▸ **INFORMATION GIVEN**:
— Begin —

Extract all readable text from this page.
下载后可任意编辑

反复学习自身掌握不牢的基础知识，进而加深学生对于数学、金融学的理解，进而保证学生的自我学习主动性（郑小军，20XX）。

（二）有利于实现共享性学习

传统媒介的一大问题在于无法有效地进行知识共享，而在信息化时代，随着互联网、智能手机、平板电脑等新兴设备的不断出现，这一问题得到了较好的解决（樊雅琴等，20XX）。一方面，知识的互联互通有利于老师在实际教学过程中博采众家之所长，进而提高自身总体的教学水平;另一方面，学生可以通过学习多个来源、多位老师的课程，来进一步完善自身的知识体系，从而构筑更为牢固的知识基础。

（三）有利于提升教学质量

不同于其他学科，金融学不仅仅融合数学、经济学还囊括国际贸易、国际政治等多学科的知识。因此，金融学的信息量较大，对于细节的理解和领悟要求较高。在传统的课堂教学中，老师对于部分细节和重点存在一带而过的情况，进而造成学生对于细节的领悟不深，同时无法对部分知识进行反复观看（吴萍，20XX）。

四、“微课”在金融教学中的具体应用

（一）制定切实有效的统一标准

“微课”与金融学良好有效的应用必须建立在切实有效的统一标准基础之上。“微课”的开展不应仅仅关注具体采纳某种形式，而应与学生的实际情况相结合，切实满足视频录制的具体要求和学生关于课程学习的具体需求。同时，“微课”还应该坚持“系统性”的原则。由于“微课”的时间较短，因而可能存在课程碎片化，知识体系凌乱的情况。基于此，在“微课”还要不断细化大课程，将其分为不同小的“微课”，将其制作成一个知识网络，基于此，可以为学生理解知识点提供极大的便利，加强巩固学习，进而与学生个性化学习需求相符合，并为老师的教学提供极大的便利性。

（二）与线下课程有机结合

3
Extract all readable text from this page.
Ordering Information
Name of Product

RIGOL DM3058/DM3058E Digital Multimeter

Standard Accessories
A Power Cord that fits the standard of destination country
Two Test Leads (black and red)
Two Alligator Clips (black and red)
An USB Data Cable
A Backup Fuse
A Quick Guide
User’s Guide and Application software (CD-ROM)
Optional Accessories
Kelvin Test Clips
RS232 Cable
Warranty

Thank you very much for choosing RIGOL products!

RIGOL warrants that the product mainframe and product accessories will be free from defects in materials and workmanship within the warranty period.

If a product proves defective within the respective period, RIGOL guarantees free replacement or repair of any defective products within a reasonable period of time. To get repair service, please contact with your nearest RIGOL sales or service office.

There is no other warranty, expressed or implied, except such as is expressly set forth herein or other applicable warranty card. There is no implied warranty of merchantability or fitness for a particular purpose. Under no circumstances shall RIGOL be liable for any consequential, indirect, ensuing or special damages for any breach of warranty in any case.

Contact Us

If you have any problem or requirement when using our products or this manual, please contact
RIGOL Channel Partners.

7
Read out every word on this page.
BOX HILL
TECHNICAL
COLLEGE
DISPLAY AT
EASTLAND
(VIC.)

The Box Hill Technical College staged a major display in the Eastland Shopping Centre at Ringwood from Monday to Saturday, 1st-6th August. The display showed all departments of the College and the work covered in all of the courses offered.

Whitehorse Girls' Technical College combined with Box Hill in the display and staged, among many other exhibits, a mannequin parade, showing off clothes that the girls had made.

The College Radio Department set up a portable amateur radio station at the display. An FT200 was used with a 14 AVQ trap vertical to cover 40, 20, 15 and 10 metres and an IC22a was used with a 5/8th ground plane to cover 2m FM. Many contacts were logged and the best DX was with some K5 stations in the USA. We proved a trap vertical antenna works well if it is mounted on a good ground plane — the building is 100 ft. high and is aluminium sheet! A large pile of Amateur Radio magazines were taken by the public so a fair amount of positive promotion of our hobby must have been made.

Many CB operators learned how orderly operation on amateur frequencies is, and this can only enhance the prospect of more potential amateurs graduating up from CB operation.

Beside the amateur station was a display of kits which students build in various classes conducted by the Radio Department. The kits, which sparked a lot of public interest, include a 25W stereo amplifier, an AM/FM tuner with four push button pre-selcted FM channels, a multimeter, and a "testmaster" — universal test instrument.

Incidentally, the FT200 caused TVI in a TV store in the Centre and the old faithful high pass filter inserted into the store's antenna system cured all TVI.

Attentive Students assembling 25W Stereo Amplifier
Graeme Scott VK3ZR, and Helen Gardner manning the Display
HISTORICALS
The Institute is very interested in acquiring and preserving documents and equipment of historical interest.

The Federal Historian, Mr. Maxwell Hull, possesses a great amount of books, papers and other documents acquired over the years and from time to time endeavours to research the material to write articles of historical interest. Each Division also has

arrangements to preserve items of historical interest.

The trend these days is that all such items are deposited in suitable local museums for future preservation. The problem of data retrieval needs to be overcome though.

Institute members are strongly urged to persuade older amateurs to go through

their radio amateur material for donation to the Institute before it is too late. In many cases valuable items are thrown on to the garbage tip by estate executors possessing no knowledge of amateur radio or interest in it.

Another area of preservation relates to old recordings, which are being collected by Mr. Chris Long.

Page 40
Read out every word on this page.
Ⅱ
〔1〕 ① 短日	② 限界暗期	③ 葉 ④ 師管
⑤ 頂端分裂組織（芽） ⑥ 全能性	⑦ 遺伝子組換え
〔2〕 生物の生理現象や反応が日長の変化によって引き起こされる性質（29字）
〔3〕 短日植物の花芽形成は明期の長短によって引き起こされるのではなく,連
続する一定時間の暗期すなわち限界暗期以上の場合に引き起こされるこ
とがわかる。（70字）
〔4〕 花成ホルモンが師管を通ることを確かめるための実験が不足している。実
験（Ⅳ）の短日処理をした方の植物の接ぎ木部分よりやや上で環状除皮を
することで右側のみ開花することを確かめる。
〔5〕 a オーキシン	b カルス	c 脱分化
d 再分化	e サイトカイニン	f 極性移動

— End —

▸ **WHAT YOU SHOULD DO**:
Type the material above out again, exactly.

▸ **FULL OUTPUT**:
Extract all readable text from this page.
下载后可任意编辑

反复学习自身掌握不牢的基础知识，进而加深学生对于数学、金融学的理解，进而保证学生的自我学习主动性（郑小军，20XX）。

（二）有利于实现共享性学习

传统媒介的一大问题在于无法有效地进行知识共享，而在信息化时代，随着互联网、智能手机、平板电脑等新兴设备的不断出现，这一问题得到了较好的解决（樊雅琴等，20XX）。一方面，知识的互联互通有利于老师在实际教学过程中博采众家之所长，进而提高自身总体的教学水平;另一方面，学生可以通过学习多个来源、多位老师的课程，来进一步完善自身的知识体系，从而构筑更为牢固的知识基础。

（三）有利于提升教学质量

不同于其他学科，金融学不仅仅融合数学、经济学还囊括国际贸易、国际政治等多学科的知识。因此，金融学的信息量较大，对于细节的理解和领悟要求较高。在传统的课堂教学中，老师对于部分细节和重点存在一带而过的情况，进而造成学生对于细节的领悟不深，同时无法对部分知识进行反复观看（吴萍，20XX）。

四、“微课”在金融教学中的具体应用

（一）制定切实有效的统一标准

“微课”与金融学良好有效的应用必须建立在切实有效的统一标准基础之上。“微课”的开展不应仅仅关注具体采纳某种形式，而应与学生的实际情况相结合，切实满足视频录制的具体要求和学生关于课程学习的具体需求。同时，“微课”还应该坚持“系统性”的原则。由于“微课”的时间较短，因而可能存在课程碎片化，知识体系凌乱的情况。基于此，在“微课”还要不断细化大课程，将其分为不同小的“微课”，将其制作成一个知识网络，基于此，可以为学生理解知识点提供极大的便利，加强巩固学习，进而与学生个性化学习需求相符合，并为老师的教学提供极大的便利性。

（二）与线下课程有机结合

3
Extract all readable text from this page.
Ordering Information
Name of Product

RIGOL DM3058/DM3058E Digital Multimeter

Standard Accessories
A Power Cord that fits the standard of destination country
Two Test Leads (black and red)
Two Alligator Clips (black and red)
An USB Data Cable
A Backup Fuse
A Quick Guide
User’s Guide and Application software (CD-ROM)
Optional Accessories
Kelvin Test Clips
RS232 Cable
Warranty

Thank you very much for choosing RIGOL products!

RIGOL warrants that the product mainframe and product accessories will be free from defects in materials and workmanship within the warranty period.

If a product proves defective within the respective period, RIGOL guarantees free replacement or repair of any defective products within a reasonable period of time. To get repair service, please contact with your nearest RIGOL sales or service office.

There is no other warranty, expressed or implied, except such as is expressly set forth herein or other applicable warranty card. There is no implied warranty of merchantability or fitness for a particular purpose. Under no circumstances shall RIGOL be liable for any consequential, indirect, ensuing or special damages for any breach of warranty in any case.

Contact Us

If you have any problem or requirement when using our products or this manual, please contact
RIGOL Channel Partners.

7
Read out every word on this page.
BOX HILL
TECHNICAL
COLLEGE
DISPLAY AT
EASTLAND
(VIC.)

The Box Hill Technical College staged a major display in the Eastland Shopping Centre at Ringwood from Monday to Saturday, 1st-6th August. The display showed all departments of the College and the work covered in all of the courses offered.

Whitehorse Girls' Technical College combined with Box Hill in the display and staged, among many other exhibits, a mannequin parade, showing off clothes that the girls had made.

The College Radio Department set up a portable amateur radio station at the display. An FT200 was used with a 14 AVQ trap vertical to cover 40, 20, 15 and 10 metres and an IC22a was used with a 5/8th ground plane to cover 2m FM. Many contacts were logged and the best DX was with some K5 stations in the USA. We proved a trap vertical antenna works well if it is mounted on a good ground plane — the building is 100 ft. high and is aluminium sheet! A large pile of Amateur Radio magazines were taken by the public so a fair amount of positive promotion of our hobby must have been made.

Many CB operators learned how orderly operation on amateur frequencies is, and this can only enhance the prospect of more potential amateurs graduating up from CB operation.

Beside the amateur station was a display of kits which students build in various classes conducted by the Radio Department. The kits, which sparked a lot of public interest, include a 25W stereo amplifier, an AM/FM tuner with four push button pre-selcted FM channels, a multimeter, and a "testmaster" — universal test instrument.

Incidentally, the FT200 caused TVI in a TV store in the Centre and the old faithful high pass filter inserted into the store's antenna system cured all TVI.

Attentive Students assembling 25W Stereo Amplifier
Graeme Scott VK3ZR, and Helen Gardner manning the Display
HISTORICALS
The Institute is very interested in acquiring and preserving documents and equipment of historical interest.

The Federal Historian, Mr. Maxwell Hull, possesses a great amount of books, papers and other documents acquired over the years and from time to time endeavours to research the material to write articles of historical interest. Each Division also has

arrangements to preserve items of historical interest.

The trend these days is that all such items are deposited in suitable local museums for future preservation. The problem of data retrieval needs to be overcome though.

Institute members are strongly urged to persuade older amateurs to go through

their radio amateur material for donation to the Institute before it is too late. In many cases valuable items are thrown on to the garbage tip by estate executors possessing no knowledge of amateur radio or interest in it.

Another area of preservation relates to old recordings, which are being collected by Mr. Chris Long.

Page 40
Read out every word on this page.
Ⅱ
〔1〕 ① 短日	② 限界暗期	③ 葉 ④ 師管
⑤ 頂端分裂組織（芽） ⑥ 全能性	⑦ 遺伝子組換え
〔2〕 生物の生理現象や反応が日長の変化によって引き起こされる性質（29字）
〔3〕 短日植物の花芽形成は明期の長短によって引き起こされるのではなく,連
続する一定時間の暗期すなわち限界暗期以上の場合に引き起こされるこ
とがわかる。（70字）
〔4〕 花成ホルモンが師管を通ることを確かめるための実験が不足している。実
験（Ⅳ）の短日処理をした方の植物の接ぎ木部分よりやや上で環状除皮を
することで右側のみ開花することを確かめる。
〔5〕 a オーキシン	b カルス	c 脱分化
d 再分化	e サイトカイニン	f 極性移動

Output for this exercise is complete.